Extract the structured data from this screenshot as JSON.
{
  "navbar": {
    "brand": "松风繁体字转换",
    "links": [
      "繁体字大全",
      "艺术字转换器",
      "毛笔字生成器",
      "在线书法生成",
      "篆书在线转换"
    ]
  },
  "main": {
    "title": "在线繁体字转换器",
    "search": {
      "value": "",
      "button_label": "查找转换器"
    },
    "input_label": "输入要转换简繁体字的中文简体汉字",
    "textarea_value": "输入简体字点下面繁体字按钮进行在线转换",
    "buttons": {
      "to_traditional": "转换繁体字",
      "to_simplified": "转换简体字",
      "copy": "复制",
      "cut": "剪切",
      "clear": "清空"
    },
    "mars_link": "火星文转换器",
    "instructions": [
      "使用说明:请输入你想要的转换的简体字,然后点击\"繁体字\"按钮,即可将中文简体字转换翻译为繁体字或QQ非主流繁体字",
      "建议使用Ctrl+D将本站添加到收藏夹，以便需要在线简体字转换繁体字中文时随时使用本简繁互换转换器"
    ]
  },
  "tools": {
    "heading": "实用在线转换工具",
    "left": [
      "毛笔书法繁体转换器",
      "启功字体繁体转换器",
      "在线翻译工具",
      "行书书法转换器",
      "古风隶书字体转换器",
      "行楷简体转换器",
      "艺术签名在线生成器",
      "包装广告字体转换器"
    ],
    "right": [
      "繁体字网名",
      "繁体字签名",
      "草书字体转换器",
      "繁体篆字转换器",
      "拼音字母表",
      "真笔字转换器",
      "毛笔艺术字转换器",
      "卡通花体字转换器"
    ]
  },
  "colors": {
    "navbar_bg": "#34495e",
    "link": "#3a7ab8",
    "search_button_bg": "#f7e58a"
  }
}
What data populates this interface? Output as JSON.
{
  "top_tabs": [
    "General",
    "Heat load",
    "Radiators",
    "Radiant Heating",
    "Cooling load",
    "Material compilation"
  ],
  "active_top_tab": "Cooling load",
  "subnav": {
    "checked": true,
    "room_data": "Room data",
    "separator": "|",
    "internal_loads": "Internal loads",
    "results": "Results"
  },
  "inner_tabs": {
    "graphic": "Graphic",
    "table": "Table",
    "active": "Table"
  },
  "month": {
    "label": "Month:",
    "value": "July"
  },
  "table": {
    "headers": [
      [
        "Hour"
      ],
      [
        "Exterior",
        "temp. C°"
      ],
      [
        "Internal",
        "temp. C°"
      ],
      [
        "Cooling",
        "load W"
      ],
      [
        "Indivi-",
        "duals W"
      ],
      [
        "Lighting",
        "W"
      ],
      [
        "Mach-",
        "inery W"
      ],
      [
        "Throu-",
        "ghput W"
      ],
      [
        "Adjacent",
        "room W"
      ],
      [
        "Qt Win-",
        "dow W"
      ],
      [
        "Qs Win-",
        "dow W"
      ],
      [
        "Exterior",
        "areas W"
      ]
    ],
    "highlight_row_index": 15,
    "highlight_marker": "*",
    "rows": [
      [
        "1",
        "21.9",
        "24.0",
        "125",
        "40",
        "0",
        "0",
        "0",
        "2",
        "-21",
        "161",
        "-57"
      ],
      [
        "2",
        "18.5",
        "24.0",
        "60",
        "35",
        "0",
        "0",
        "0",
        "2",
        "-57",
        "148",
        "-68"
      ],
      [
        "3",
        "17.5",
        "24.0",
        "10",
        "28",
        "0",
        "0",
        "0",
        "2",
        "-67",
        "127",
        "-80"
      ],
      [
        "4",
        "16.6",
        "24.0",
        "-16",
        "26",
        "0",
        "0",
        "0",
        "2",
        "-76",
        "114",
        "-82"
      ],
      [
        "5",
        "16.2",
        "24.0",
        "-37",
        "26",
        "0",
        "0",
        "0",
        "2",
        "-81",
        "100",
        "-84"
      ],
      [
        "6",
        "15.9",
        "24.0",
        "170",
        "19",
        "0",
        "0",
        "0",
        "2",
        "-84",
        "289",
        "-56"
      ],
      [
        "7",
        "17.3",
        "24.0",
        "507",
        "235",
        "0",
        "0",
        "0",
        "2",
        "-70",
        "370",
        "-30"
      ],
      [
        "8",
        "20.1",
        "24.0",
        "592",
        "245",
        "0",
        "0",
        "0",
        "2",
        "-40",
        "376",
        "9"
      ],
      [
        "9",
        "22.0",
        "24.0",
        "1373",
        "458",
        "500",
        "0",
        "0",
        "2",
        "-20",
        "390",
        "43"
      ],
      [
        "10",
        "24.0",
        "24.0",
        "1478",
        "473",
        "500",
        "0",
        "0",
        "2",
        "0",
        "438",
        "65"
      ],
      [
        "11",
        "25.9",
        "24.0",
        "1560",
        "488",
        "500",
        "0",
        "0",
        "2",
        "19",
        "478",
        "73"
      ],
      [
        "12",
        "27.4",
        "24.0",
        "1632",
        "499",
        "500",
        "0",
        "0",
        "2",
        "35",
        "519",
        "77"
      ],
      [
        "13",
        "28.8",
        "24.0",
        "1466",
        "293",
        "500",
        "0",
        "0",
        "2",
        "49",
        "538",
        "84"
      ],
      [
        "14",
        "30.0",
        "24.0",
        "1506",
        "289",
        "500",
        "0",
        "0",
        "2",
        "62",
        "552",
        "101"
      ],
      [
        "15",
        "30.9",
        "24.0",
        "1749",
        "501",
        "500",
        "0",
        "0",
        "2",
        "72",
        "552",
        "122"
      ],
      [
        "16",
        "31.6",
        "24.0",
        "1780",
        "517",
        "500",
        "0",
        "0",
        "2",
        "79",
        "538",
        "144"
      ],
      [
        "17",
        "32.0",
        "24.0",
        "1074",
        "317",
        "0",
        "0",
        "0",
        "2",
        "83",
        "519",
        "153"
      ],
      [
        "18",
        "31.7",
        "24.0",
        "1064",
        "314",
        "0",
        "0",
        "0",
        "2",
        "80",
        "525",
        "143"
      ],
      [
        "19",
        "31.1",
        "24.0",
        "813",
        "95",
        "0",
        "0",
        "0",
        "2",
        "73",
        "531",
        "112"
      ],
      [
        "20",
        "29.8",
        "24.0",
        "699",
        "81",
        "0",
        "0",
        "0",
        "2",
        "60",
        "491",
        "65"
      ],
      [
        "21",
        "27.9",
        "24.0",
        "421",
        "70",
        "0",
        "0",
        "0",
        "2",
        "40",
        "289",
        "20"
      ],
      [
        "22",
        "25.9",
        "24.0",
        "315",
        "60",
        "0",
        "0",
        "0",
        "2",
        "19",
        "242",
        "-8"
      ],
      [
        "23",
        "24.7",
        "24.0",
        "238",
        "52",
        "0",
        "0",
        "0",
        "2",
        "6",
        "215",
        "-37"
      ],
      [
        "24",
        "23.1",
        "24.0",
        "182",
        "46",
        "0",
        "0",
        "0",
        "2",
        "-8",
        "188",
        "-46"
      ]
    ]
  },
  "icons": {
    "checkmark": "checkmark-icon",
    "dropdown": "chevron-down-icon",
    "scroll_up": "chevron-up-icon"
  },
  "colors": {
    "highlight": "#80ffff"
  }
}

-------

## EXERCISE OBJECTIVE
Print every record exactly as it was given.

## THE SOLUTION
Extract the structured data from this screenshot as JSON.
{
  "navbar": {
    "brand": "松风繁体字转换",
    "links": [
      "繁体字大全",
      "艺术字转换器",
      "毛笔字生成器",
      "在线书法生成",
      "篆书在线转换"
    ]
  },
  "main": {
    "title": "在线繁体字转换器",
    "search": {
      "value": "",
      "button_label": "查找转换器"
    },
    "input_label": "输入要转换简繁体字的中文简体汉字",
    "textarea_value": "输入简体字点下面繁体字按钮进行在线转换",
    "buttons": {
      "to_traditional": "转换繁体字",
      "to_simplified": "转换简体字",
      "copy": "复制",
      "cut": "剪切",
      "clear": "清空"
    },
    "mars_link": "火星文转换器",
    "instructions": [
      "使用说明:请输入你想要的转换的简体字,然后点击\"繁体字\"按钮,即可将中文简体字转换翻译为繁体字或QQ非主流繁体字",
      "建议使用Ctrl+D将本站添加到收藏夹，以便需要在线简体字转换繁体字中文时随时使用本简繁互换转换器"
    ]
  },
  "tools": {
    "heading": "实用在线转换工具",
    "left": [
      "毛笔书法繁体转换器",
      "启功字体繁体转换器",
      "在线翻译工具",
      "行书书法转换器",
      "古风隶书字体转换器",
      "行楷简体转换器",
      "艺术签名在线生成器",
      "包装广告字体转换器"
    ],
    "right": [
      "繁体字网名",
      "繁体字签名",
      "草书字体转换器",
      "繁体篆字转换器",
      "拼音字母表",
      "真笔字转换器",
      "毛笔艺术字转换器",
      "卡通花体字转换器"
    ]
  },
  "colors": {
    "navbar_bg": "#34495e",
    "link": "#3a7ab8",
    "search_button_bg": "#f7e58a"
  }
}
What data populates this interface? Output as JSON.
{
  "top_tabs": [
    "General",
    "Heat load",
    "Radiators",
    "Radiant Heating",
    "Cooling load",
    "Material compilation"
  ],
  "active_top_tab": "Cooling load",
  "subnav": {
    "checked": true,
    "room_data": "Room data",
    "separator": "|",
    "internal_loads": "Internal loads",
    "results": "Results"
  },
  "inner_tabs": {
    "graphic": "Graphic",
    "table": "Table",
    "active": "Table"
  },
  "month": {
    "label": "Month:",
    "value": "July"
  },
  "table": {
    "headers": [
      [
        "Hour"
      ],
      [
        "Exterior",
        "temp. C°"
      ],
      [
        "Internal",
        "temp. C°"
      ],
      [
        "Cooling",
        "load W"
      ],
      [
        "Indivi-",
        "duals W"
      ],
      [
        "Lighting",
        "W"
      ],
      [
        "Mach-",
        "inery W"
      ],
      [
        "Throu-",
        "ghput W"
      ],
      [
        "Adjacent",
        "room W"
      ],
      [
        "Qt Win-",
        "dow W"
      ],
      [
        "Qs Win-",
        "dow W"
      ],
      [
        "Exterior",
        "areas W"
      ]
    ],
    "highlight_row_index": 15,
    "highlight_marker": "*",
    "rows": [
      [
        "1",
        "21.9",
        "24.0",
        "125",
        "40",
        "0",
        "0",
        "0",
        "2",
        "-21",
        "161",
        "-57"
      ],
      [
        "2",
        "18.5",
        "24.0",
        "60",
        "35",
        "0",
        "0",
        "0",
        "2",
        "-57",
        "148",
        "-68"
      ],
      [
        "3",
        "17.5",
        "24.0",
        "10",
        "28",
        "0",
        "0",
        "0",
        "2",
        "-67",
        "127",
        "-80"
      ],
      [
        "4",
        "16.6",
        "24.0",
        "-16",
        "26",
        "0",
        "0",
        "0",
        "2",
        "-76",
        "114",
        "-82"
      ],
      [
        "5",
        "16.2",
        "24.0",
        "-37",
        "26",
        "0",
        "0",
        "0",
        "2",
        "-81",
        "100",
        "-84"
      ],
      [
        "6",
        "15.9",
        "24.0",
        "170",
        "19",
        "0",
        "0",
        "0",
        "2",
        "-84",
        "289",
        "-56"
      ],
      [
        "7",
        "17.3",
        "24.0",
        "507",
        "235",
        "0",
        "0",
        "0",
        "2",
        "-70",
        "370",
        "-30"
      ],
      [
        "8",
        "20.1",
        "24.0",
        "592",
        "245",
        "0",
        "0",
        "0",
        "2",
        "-40",
        "376",
        "9"
      ],
      [
        "9",
        "22.0",
        "24.0",
        "1373",
        "458",
        "500",
        "0",
        "0",
        "2",
        "-20",
        "390",
        "43"
      ],
      [
        "10",
        "24.0",
        "24.0",
        "1478",
        "473",
        "500",
        "0",
        "0",
        "2",
        "0",
        "438",
        "65"
      ],
      [
        "11",
        "25.9",
        "24.0",
        "1560",
        "488",
        "500",
        "0",
        "0",
        "2",
        "19",
        "478",
        "73"
      ],
      [
        "12",
        "27.4",
        "24.0",
        "1632",
        "499",
        "500",
        "0",
        "0",
        "2",
        "35",
        "519",
        "77"
      ],
      [
        "13",
        "28.8",
        "24.0",
        "1466",
        "293",
        "500",
        "0",
        "0",
        "2",
        "49",
        "538",
        "84"
      ],
      [
        "14",
        "30.0",
        "24.0",
        "1506",
        "289",
        "500",
        "0",
        "0",
        "2",
        "62",
        "552",
        "101"
      ],
      [
        "15",
        "30.9",
        "24.0",
        "1749",
        "501",
        "500",
        "0",
        "0",
        "2",
        "72",
        "552",
        "122"
      ],
      [
        "16",
        "31.6",
        "24.0",
        "1780",
        "517",
        "500",
        "0",
        "0",
        "2",
        "79",
        "538",
        "144"
      ],
      [
        "17",
        "32.0",
        "24.0",
        "1074",
        "317",
        "0",
        "0",
        "0",
        "2",
        "83",
        "519",
        "153"
      ],
      [
        "18",
        "31.7",
        "24.0",
        "1064",
        "314",
        "0",
        "0",
        "0",
        "2",
        "80",
        "525",
        "143"
      ],
      [
        "19",
        "31.1",
        "24.0",
        "813",
        "95",
        "0",
        "0",
        "0",
        "2",
        "73",
        "531",
        "112"
      ],
      [
        "20",
        "29.8",
        "24.0",
        "699",
        "81",
        "0",
        "0",
        "0",
        "2",
        "60",
        "491",
        "65"
      ],
      [
        "21",
        "27.9",
        "24.0",
        "421",
        "70",
        "0",
        "0",
        "0",
        "2",
        "40",
        "289",
        "20"
      ],
      [
        "22",
        "25.9",
        "24.0",
        "315",
        "60",
        "0",
        "0",
        "0",
        "2",
        "19",
        "242",
        "-8"
      ],
      [
        "23",
        "24.7",
        "24.0",
        "238",
        "52",
        "0",
        "0",
        "0",
        "2",
        "6",
        "215",
        "-37"
      ],
      [
        "24",
        "23.1",
        "24.0",
        "182",
        "46",
        "0",
        "0",
        "0",
        "2",
        "-8",
        "188",
        "-46"
      ]
    ]
  },
  "icons": {
    "checkmark": "checkmark-icon",
    "dropdown": "chevron-down-icon",
    "scroll_up": "chevron-up-icon"
  },
  "colors": {
    "highlight": "#80ffff"
  }
}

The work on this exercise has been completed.